GOAL => Convert every line of the records below into a JSON list of strings, one string per line, skipping blank lines. Leave the pictures out of the list.

ENTRIES PROVIDED =>
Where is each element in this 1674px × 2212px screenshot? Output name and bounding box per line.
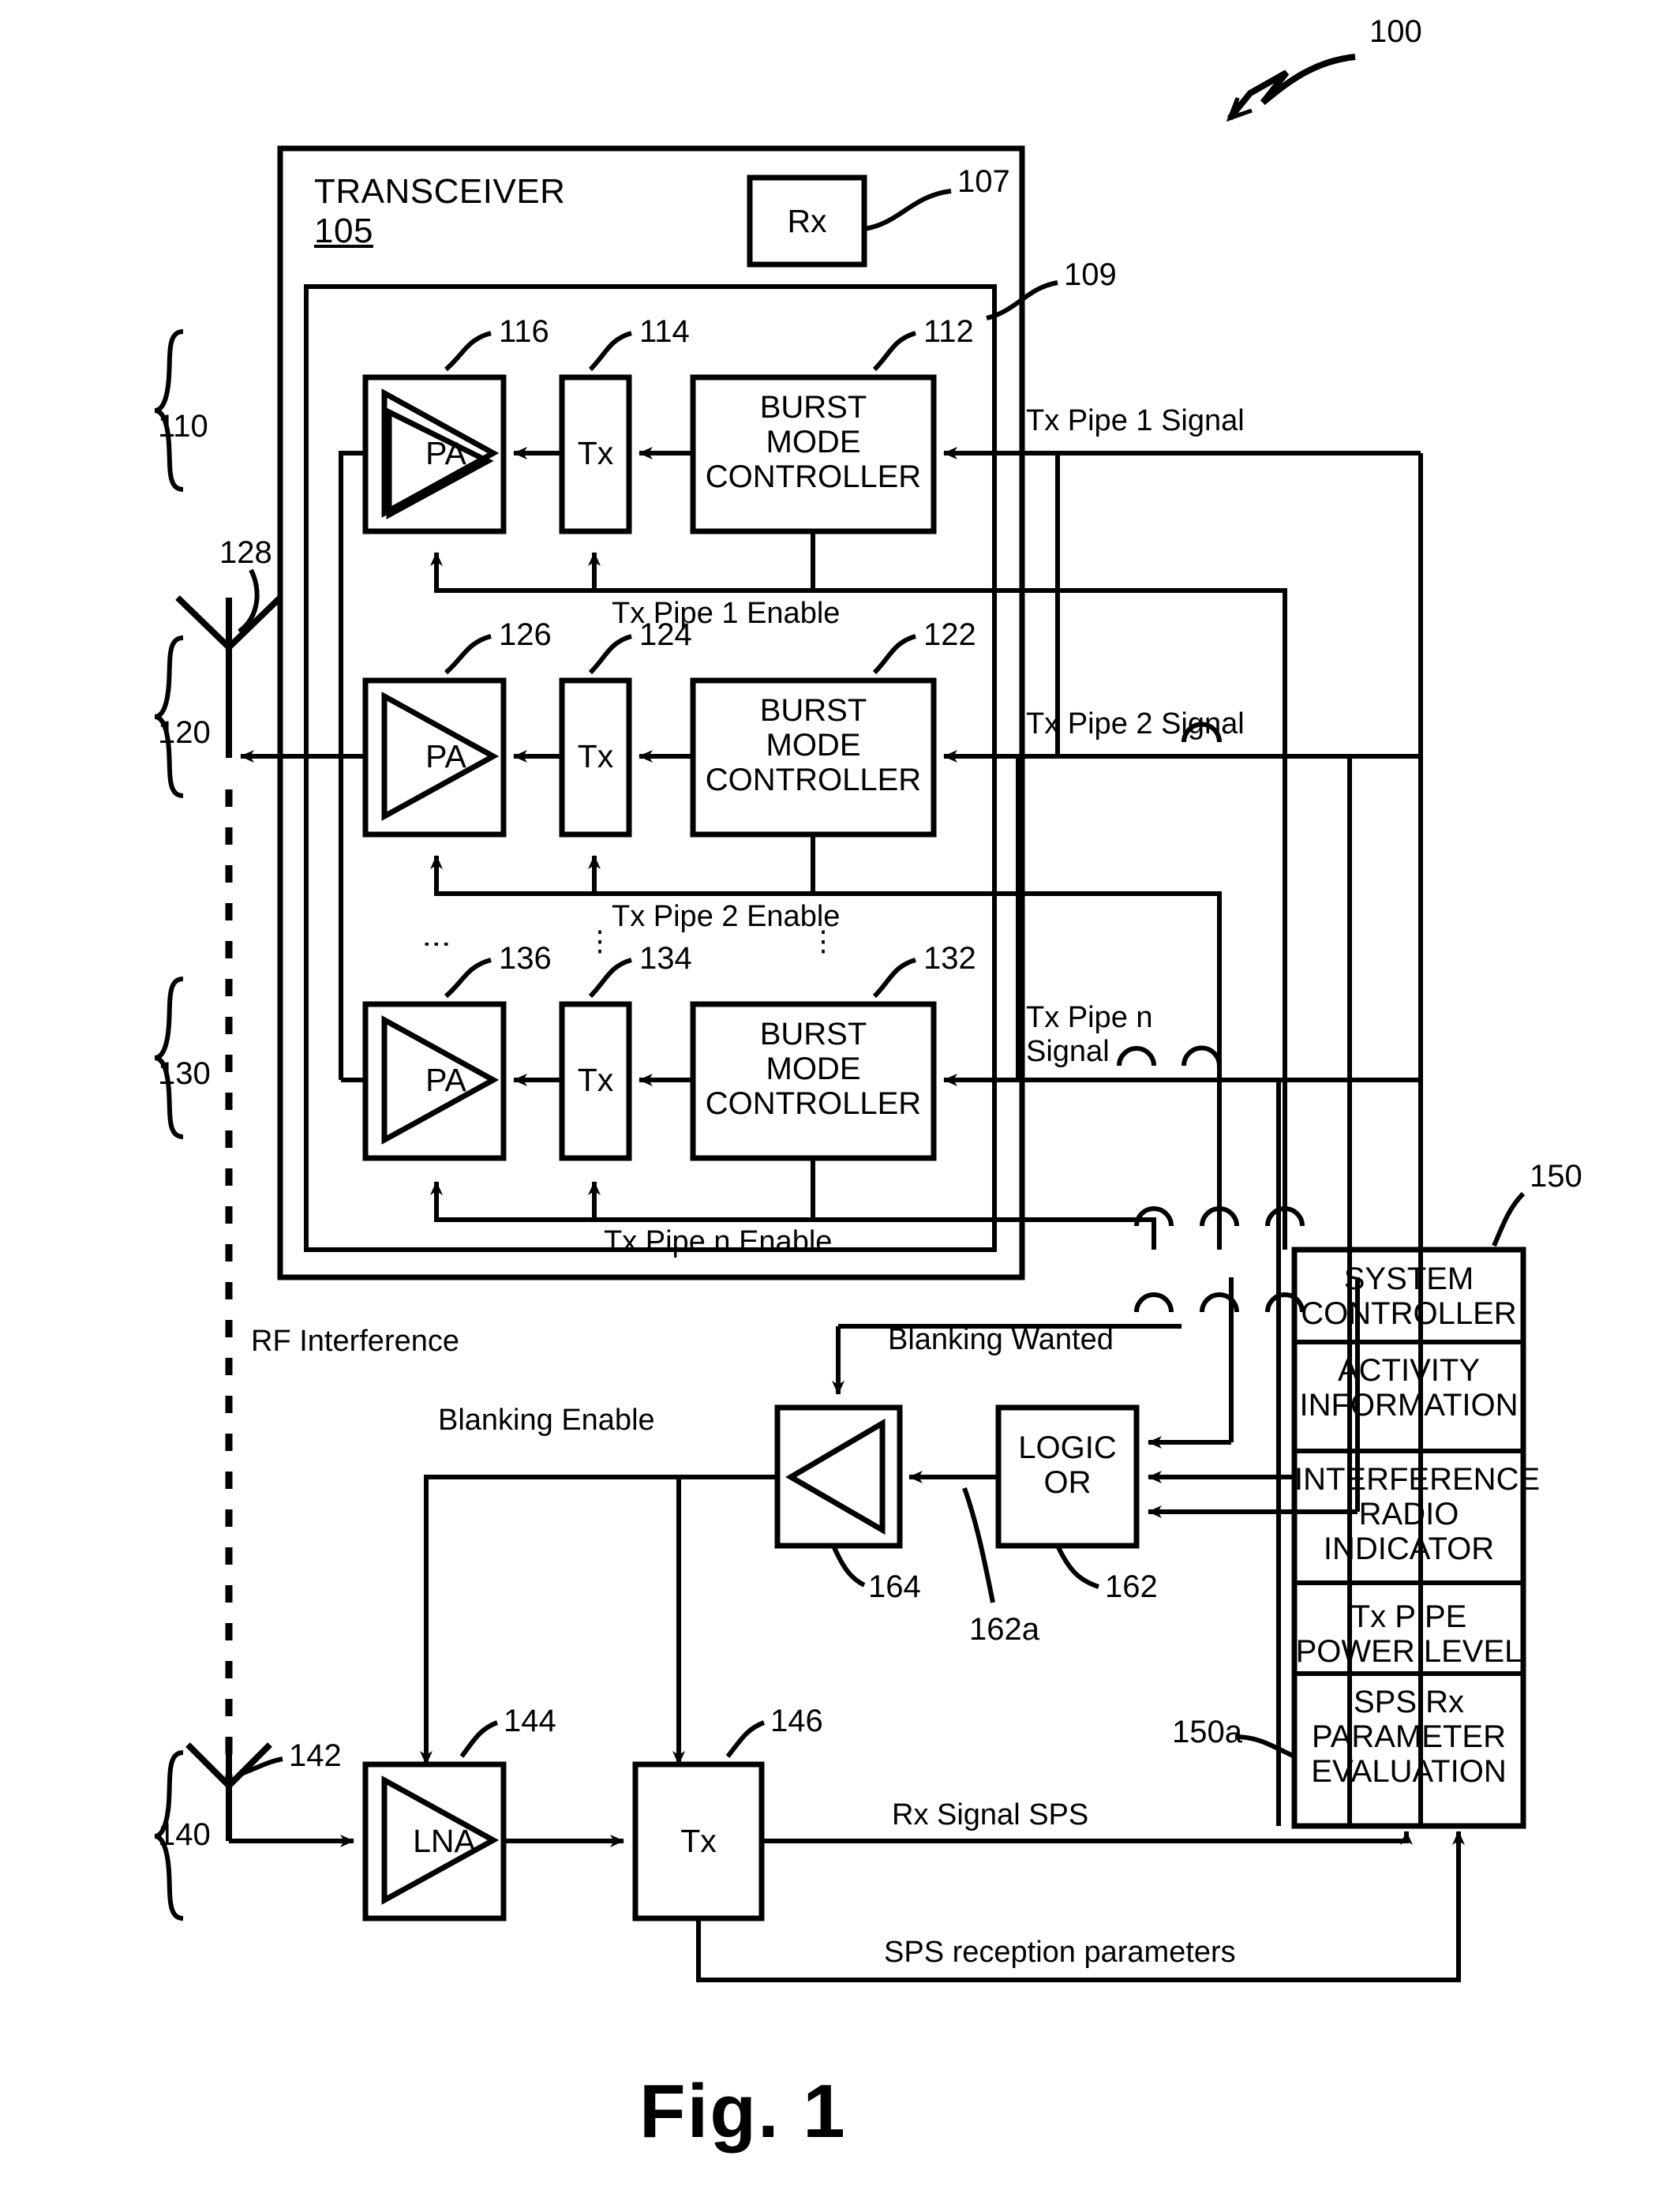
- system-controller-row-0: SYSTEM CONTROLLER: [1301, 1262, 1517, 1331]
- system-controller-sub-reference-150a: 150a: [1172, 1715, 1242, 1749]
- group-reference-120: 120: [158, 715, 211, 750]
- pa-reference-136: 136: [499, 941, 552, 976]
- tx-reference-134: 134: [639, 941, 692, 976]
- pa-reference-126: 126: [499, 617, 552, 652]
- lna-reference-144: 144: [504, 1704, 556, 1738]
- pa-label-116: PA: [425, 435, 466, 471]
- rx-signal-sps-label: Rx Signal SPS: [892, 1798, 1089, 1831]
- blanking-wanted-label: Blanking Wanted: [888, 1323, 1114, 1356]
- tx-antenna-reference-128: 128: [219, 535, 272, 570]
- tx-reference-124: 124: [639, 617, 692, 652]
- tx-label-124: Tx: [577, 738, 614, 774]
- system-controller-row-4: SPS Rx PARAMETER EVALUATION: [1311, 1685, 1507, 1789]
- tx-pipe-2-enable-label: Tx Pipe 2 Enable: [612, 900, 841, 933]
- vertical-ellipsis-pa: ⋮: [421, 930, 455, 958]
- inner-boundary-reference-109: 109: [1064, 257, 1117, 292]
- controller-reference-112: 112: [923, 314, 974, 349]
- tx-pipe-1-signal-label: Tx Pipe 1 Signal: [1026, 404, 1245, 437]
- blanking-amplifier-reference-164: 164: [868, 1569, 921, 1604]
- transceiver-reference: 105: [314, 212, 373, 250]
- group-reference-140: 140: [158, 1817, 211, 1852]
- rx-block-reference-107: 107: [957, 164, 1010, 199]
- tx-label-134: Tx: [577, 1062, 614, 1098]
- controller-reference-122: 122: [923, 617, 976, 652]
- sps-tx-label-146: Tx: [680, 1823, 717, 1859]
- pa-reference-116: 116: [499, 314, 549, 349]
- tx-reference-114: 114: [639, 314, 690, 349]
- tx-label-114: Tx: [577, 435, 614, 471]
- logic-or-reference-162: 162: [1105, 1569, 1158, 1604]
- rx-block-label: Rx: [787, 203, 827, 239]
- blanking-enable-label: Blanking Enable: [438, 1404, 655, 1437]
- rf-interference-label: RF Interference: [251, 1325, 459, 1358]
- patent-figure: 100 TRANSCEIVER 105 Rx 107 109 110 PA 11…: [0, 0, 1674, 2212]
- group-reference-130: 130: [158, 1056, 211, 1091]
- vertical-ellipsis-controller: ⋮: [809, 924, 837, 957]
- tx-pipe-n-signal-label: Tx Pipe n Signal: [1026, 1001, 1153, 1068]
- system-controller-row-1: ACTIVITY INFORMATION: [1299, 1353, 1519, 1423]
- system-controller-reference-150: 150: [1530, 1159, 1582, 1194]
- group-reference-110: 110: [158, 409, 208, 444]
- logic-or-block-label: LOGIC OR: [1018, 1430, 1117, 1500]
- transceiver-title: TRANSCEIVER: [314, 172, 566, 211]
- burst-mode-controller-132: BURST MODE CONTROLLER: [705, 1017, 922, 1121]
- system-reference-100: 100: [1369, 14, 1422, 49]
- burst-mode-controller-112: BURST MODE CONTROLLER: [705, 390, 922, 494]
- pa-label-136: PA: [425, 1062, 466, 1098]
- logic-or-output-reference-162a: 162a: [969, 1612, 1039, 1647]
- burst-mode-controller-122: BURST MODE CONTROLLER: [705, 693, 922, 797]
- system-controller-row-3: Tx PIPE POWER LEVEL: [1295, 1599, 1522, 1669]
- sps-tx-reference-146: 146: [770, 1704, 823, 1738]
- tx-pipe-n-enable-label: Tx Pipe n Enable: [604, 1225, 833, 1258]
- lna-label-144: LNA: [413, 1823, 476, 1859]
- controller-reference-132: 132: [923, 941, 976, 976]
- figure-caption: Fig. 1: [639, 2069, 847, 2154]
- rx-antenna-reference-142: 142: [289, 1738, 342, 1773]
- system-controller-row-2: INTERFERENCE RADIO INDICATOR: [1294, 1462, 1541, 1566]
- pa-label-126: PA: [425, 738, 466, 774]
- tx-pipe-2-signal-label: Tx Pipe 2 Signal: [1026, 707, 1245, 740]
- vertical-ellipsis-tx: ⋮: [586, 924, 614, 957]
- sps-reception-parameters-label: SPS reception parameters: [884, 1936, 1236, 1969]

THE SOLUTION =>
[
  "Where is each element in this 1674px × 2212px screenshot? Output name and bounding box per line.",
  "- system-controller-row-0: SYSTEM CONTROLLER: [1301, 1262, 1517, 1331]",
  "- system-controller-sub-reference-150a: 150a: [1172, 1715, 1242, 1749]",
  "- group-reference-120: 120: [158, 715, 211, 750]",
  "- pa-reference-136: 136: [499, 941, 552, 976]",
  "- tx-reference-134: 134: [639, 941, 692, 976]",
  "- pa-reference-126: 126: [499, 617, 552, 652]",
  "- lna-reference-144: 144: [504, 1704, 556, 1738]",
  "- pa-label-116: PA: [425, 435, 466, 471]",
  "- rx-signal-sps-label: Rx Signal SPS: [892, 1798, 1089, 1831]",
  "- blanking-wanted-label: Blanking Wanted: [888, 1323, 1114, 1356]",
  "- tx-antenna-reference-128: 128: [219, 535, 272, 570]",
  "- tx-reference-124: 124: [639, 617, 692, 652]",
  "- tx-label-124: Tx: [577, 738, 614, 774]",
  "- system-controller-row-4: SPS Rx PARAMETER EVALUATION: [1311, 1685, 1507, 1789]",
  "- tx-pipe-2-enable-label: Tx Pipe 2 Enable: [612, 900, 841, 933]",
  "- vertical-ellipsis-pa: ⋮: [421, 930, 455, 958]",
  "- inner-boundary-reference-109: 109: [1064, 257, 1117, 292]",
  "- controller-reference-112: 112: [923, 314, 974, 349]",
  "- tx-pipe-1-signal-label: Tx Pipe 1 Signal: [1026, 404, 1245, 437]",
  "- blanking-amplifier-reference-164: 164: [868, 1569, 921, 1604]",
  "- transceiver-reference: 105: [314, 212, 373, 250]",
  "- group-reference-140: 140: [158, 1817, 211, 1852]",
  "- rx-block-reference-107: 107: [957, 164, 1010, 199]",
  "- tx-label-134: Tx: [577, 1062, 614, 1098]",
  "- controller-reference-122: 122: [923, 617, 976, 652]",
  "- sps-tx-label-146: Tx: [680, 1823, 717, 1859]",
  "- pa-reference-116: 116: [499, 314, 549, 349]",
  "- tx-reference-114: 114: [639, 314, 690, 349]",
  "- tx-label-114: Tx: [577, 435, 614, 471]",
  "- logic-or-reference-162: 162: [1105, 1569, 1158, 1604]",
  "- rx-block-label: Rx: [787, 203, 827, 239]",
  "- blanking-enable-label: Blanking Enable: [438, 1404, 655, 1437]",
  "- rf-interference-label: RF Interference: [251, 1325, 459, 1358]",
  "- patent-figure: 100 TRANSCEIVER 105 Rx 107 109 110 PA 11…: [0, 0, 1674, 2212]",
  "- group-reference-130: 130: [158, 1056, 211, 1091]",
  "- vertical-ellipsis-controller: ⋮: [809, 924, 837, 957]",
  "- tx-pipe-n-signal-label: Tx Pipe n Signal: [1026, 1001, 1153, 1068]",
  "- system-controller-row-1: ACTIVITY INFORMATION: [1299, 1353, 1519, 1423]",
  "- system-controller-reference-150: 150: [1530, 1159, 1582, 1194]",
  "- group-reference-110: 110: [158, 409, 208, 444]",
  "- logic-or-block-label: LOGIC OR: [1018, 1430, 1117, 1500]",
  "- transceiver-title: TRANSCEIVER: [314, 172, 566, 211]",
  "- burst-mode-controller-132: BURST MODE CONTROLLER: [705, 1017, 922, 1121]",
  "- system-reference-100: 100: [1369, 14, 1422, 49]",
  "- burst-mode-controller-112: BURST MODE CONTROLLER: [705, 390, 922, 494]",
  "- pa-label-136: PA: [425, 1062, 466, 1098]",
  "- logic-or-output-reference-162a: 162a: [969, 1612, 1039, 1647]",
  "- burst-mode-controller-122: BURST MODE CONTROLLER: [705, 693, 922, 797]",
  "- system-controller-row-3: Tx PIPE POWER LEVEL: [1295, 1599, 1522, 1669]",
  "- sps-tx-reference-146: 146: [770, 1704, 823, 1738]",
  "- tx-pipe-n-enable-label: Tx Pipe n Enable: [604, 1225, 833, 1258]",
  "- lna-label-144: LNA: [413, 1823, 476, 1859]",
  "- controller-reference-132: 132: [923, 941, 976, 976]",
  "- figure-caption: Fig. 1: [639, 2069, 847, 2154]",
  "- rx-antenna-reference-142: 142: [289, 1738, 342, 1773]",
  "- system-controller-row-2: INTERFERENCE RADIO INDICATOR: [1294, 1462, 1541, 1566]",
  "- pa-label-126: PA: [425, 738, 466, 774]",
  "- tx-pipe-2-signal-label: Tx Pipe 2 Signal: [1026, 707, 1245, 740]",
  "- vertical-ellipsis-tx: ⋮: [586, 924, 614, 957]",
  "- sps-reception-parameters-label: SPS reception parameters: [884, 1936, 1236, 1969]"
]